## WHAT YOU HAVE TO DO
For the entries below, how many lines include the word "Checker"? Give the figure and nothing more.

-*-

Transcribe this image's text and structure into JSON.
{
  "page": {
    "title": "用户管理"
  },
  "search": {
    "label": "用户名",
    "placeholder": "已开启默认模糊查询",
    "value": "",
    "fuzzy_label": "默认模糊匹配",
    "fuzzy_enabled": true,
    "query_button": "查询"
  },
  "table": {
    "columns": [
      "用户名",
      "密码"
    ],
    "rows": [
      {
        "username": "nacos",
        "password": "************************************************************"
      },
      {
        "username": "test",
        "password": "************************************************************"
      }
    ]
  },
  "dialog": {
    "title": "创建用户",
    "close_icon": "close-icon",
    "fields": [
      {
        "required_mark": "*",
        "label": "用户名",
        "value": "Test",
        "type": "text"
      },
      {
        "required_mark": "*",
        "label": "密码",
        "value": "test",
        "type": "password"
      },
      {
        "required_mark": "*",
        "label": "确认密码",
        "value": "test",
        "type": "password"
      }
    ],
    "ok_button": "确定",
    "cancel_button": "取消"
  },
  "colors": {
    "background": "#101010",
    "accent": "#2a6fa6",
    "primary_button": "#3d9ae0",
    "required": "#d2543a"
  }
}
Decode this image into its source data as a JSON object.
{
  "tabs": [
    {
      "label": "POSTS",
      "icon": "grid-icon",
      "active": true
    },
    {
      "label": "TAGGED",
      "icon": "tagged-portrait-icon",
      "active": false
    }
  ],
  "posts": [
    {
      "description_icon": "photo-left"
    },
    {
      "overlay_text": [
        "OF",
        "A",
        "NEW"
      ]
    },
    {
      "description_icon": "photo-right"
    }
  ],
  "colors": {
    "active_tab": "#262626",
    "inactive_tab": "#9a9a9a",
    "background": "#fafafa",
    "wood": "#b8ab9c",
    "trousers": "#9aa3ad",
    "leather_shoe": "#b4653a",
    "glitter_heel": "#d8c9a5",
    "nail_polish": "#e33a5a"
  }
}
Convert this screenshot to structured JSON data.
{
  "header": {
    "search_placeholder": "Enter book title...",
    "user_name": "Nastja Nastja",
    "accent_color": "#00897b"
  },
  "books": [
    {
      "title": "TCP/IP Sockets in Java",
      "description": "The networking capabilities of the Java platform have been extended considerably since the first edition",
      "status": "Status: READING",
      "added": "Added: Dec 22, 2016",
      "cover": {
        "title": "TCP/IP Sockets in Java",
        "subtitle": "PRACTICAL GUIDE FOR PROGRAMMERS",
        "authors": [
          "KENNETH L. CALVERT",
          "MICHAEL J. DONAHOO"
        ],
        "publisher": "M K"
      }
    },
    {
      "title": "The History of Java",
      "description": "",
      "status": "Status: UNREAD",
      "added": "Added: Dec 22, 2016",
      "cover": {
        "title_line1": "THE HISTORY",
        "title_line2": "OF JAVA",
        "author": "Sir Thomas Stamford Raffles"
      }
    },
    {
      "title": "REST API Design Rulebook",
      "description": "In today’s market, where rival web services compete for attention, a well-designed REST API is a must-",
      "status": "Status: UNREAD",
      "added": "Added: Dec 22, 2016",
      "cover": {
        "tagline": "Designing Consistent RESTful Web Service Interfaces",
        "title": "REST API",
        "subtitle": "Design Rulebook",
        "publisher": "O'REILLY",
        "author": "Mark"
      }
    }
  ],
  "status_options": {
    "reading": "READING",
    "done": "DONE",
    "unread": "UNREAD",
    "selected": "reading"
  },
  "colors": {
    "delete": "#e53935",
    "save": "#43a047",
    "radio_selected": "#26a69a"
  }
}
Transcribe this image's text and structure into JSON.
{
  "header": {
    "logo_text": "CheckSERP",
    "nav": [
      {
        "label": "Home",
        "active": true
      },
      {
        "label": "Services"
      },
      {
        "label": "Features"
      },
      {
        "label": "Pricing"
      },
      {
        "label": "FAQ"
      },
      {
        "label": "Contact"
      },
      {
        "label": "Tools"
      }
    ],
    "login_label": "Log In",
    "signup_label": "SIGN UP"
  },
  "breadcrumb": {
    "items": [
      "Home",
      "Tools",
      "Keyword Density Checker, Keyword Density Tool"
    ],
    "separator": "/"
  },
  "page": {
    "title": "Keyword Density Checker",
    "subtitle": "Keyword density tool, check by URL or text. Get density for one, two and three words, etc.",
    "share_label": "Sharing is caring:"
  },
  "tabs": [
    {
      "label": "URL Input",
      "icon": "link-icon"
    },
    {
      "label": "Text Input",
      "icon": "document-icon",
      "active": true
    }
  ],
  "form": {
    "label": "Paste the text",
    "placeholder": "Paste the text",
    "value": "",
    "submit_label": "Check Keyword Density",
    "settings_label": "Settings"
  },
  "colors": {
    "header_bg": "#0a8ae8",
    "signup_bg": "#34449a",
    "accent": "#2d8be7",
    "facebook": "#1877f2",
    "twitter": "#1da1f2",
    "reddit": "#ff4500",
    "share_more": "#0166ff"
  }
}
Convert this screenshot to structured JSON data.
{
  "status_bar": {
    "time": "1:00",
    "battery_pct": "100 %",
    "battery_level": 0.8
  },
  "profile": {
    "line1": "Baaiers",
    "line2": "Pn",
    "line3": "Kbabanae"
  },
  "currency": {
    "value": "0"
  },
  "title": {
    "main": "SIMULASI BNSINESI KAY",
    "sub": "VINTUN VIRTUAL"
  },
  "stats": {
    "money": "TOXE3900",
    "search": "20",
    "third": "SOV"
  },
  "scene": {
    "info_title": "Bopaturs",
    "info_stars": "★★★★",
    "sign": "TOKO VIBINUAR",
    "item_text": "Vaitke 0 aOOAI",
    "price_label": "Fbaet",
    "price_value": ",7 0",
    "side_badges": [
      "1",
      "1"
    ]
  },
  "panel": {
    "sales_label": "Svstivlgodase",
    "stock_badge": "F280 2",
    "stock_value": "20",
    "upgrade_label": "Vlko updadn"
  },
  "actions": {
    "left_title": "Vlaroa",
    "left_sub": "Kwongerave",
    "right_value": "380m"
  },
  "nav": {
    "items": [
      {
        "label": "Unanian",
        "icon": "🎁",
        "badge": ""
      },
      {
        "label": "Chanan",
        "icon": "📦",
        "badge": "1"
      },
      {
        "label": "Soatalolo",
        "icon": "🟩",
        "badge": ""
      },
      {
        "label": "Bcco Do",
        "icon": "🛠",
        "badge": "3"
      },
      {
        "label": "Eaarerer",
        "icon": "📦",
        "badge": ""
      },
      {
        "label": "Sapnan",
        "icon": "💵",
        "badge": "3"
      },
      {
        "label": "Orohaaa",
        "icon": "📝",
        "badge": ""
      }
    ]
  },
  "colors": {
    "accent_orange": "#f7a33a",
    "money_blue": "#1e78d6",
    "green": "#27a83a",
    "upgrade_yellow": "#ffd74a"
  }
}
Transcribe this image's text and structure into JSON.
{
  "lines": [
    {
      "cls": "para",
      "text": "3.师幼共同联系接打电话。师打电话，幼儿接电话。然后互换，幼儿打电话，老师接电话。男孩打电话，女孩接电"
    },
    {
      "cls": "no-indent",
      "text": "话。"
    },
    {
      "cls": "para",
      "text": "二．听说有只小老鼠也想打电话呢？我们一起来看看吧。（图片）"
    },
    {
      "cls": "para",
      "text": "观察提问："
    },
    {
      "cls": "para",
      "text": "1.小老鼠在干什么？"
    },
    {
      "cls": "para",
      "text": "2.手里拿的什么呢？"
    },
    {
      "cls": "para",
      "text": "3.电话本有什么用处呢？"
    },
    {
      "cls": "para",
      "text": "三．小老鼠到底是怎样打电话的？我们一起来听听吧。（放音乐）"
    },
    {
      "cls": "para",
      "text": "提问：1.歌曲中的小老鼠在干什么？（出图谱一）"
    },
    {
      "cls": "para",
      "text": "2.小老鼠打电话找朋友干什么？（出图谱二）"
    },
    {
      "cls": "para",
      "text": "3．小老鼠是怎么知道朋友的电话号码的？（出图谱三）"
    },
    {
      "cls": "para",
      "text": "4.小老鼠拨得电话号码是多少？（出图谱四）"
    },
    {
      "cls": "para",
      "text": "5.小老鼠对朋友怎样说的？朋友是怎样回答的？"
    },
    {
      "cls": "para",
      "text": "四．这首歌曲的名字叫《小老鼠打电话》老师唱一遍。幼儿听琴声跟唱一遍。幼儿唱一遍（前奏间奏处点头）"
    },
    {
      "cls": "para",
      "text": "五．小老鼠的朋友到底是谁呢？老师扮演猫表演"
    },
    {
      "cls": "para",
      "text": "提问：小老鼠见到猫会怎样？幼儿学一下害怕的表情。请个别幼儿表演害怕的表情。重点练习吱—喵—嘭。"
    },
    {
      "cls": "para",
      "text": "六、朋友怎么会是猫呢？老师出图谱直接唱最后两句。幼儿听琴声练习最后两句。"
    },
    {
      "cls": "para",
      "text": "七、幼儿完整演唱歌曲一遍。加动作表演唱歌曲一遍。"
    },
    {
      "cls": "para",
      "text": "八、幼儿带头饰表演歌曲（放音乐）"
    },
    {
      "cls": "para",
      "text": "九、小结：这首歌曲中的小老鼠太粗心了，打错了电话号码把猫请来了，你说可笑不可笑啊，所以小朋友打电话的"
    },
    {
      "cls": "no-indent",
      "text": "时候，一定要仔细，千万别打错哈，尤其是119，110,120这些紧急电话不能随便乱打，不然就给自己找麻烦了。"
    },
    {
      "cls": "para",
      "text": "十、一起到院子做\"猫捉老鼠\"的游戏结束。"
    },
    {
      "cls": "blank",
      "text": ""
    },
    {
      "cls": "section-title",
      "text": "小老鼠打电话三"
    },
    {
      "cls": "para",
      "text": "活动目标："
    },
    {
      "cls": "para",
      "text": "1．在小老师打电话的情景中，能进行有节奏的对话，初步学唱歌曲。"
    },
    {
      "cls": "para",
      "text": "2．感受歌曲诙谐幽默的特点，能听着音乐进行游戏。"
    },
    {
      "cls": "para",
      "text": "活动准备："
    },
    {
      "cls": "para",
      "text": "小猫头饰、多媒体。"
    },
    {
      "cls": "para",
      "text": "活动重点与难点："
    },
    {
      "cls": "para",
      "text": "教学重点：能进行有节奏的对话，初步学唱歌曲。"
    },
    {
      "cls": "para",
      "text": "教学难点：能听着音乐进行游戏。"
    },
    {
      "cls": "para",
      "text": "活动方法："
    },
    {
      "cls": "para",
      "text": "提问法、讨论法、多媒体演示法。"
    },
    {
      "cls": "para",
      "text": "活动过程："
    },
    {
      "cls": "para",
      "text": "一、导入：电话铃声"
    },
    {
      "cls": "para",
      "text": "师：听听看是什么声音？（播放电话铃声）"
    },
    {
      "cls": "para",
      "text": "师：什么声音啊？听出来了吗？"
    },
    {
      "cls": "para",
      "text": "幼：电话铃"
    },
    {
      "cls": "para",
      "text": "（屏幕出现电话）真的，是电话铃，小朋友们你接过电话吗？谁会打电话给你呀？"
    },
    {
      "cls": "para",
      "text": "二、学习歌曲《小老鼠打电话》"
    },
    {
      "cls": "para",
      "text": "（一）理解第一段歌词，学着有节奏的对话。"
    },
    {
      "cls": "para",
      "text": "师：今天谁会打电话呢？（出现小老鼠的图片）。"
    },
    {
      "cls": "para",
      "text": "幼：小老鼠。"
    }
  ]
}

-*-

## THE ANSWER
2